- Data supplied -
>>>>>

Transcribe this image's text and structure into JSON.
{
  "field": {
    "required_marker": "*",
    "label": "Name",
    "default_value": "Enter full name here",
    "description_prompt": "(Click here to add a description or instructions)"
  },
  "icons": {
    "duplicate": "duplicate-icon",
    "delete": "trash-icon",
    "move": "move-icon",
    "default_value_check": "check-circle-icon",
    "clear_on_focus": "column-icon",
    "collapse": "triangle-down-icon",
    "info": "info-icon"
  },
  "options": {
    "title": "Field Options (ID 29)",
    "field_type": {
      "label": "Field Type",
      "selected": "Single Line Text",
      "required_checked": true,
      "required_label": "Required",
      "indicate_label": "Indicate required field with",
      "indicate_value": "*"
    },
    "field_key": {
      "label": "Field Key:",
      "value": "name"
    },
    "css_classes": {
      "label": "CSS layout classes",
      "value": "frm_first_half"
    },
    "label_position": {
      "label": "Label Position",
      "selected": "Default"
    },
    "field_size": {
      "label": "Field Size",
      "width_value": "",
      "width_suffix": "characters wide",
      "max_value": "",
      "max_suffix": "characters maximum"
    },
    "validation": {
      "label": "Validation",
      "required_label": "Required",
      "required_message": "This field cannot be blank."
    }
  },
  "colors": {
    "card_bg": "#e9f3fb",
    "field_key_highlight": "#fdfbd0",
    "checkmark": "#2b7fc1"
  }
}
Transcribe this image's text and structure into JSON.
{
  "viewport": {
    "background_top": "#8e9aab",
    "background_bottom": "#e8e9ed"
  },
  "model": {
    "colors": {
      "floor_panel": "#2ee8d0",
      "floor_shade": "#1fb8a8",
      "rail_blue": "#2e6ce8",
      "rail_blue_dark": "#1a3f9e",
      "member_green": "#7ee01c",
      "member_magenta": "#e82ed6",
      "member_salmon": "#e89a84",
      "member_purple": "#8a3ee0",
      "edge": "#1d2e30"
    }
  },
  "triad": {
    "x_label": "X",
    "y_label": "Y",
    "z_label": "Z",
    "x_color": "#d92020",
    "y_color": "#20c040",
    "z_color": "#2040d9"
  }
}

<<<<<

- Written request -
Collect the lines that hold "here".

- Worked solution -
    "default_value": "Enter full name here",
    "description_prompt": "(Click here to add a description or instructions)"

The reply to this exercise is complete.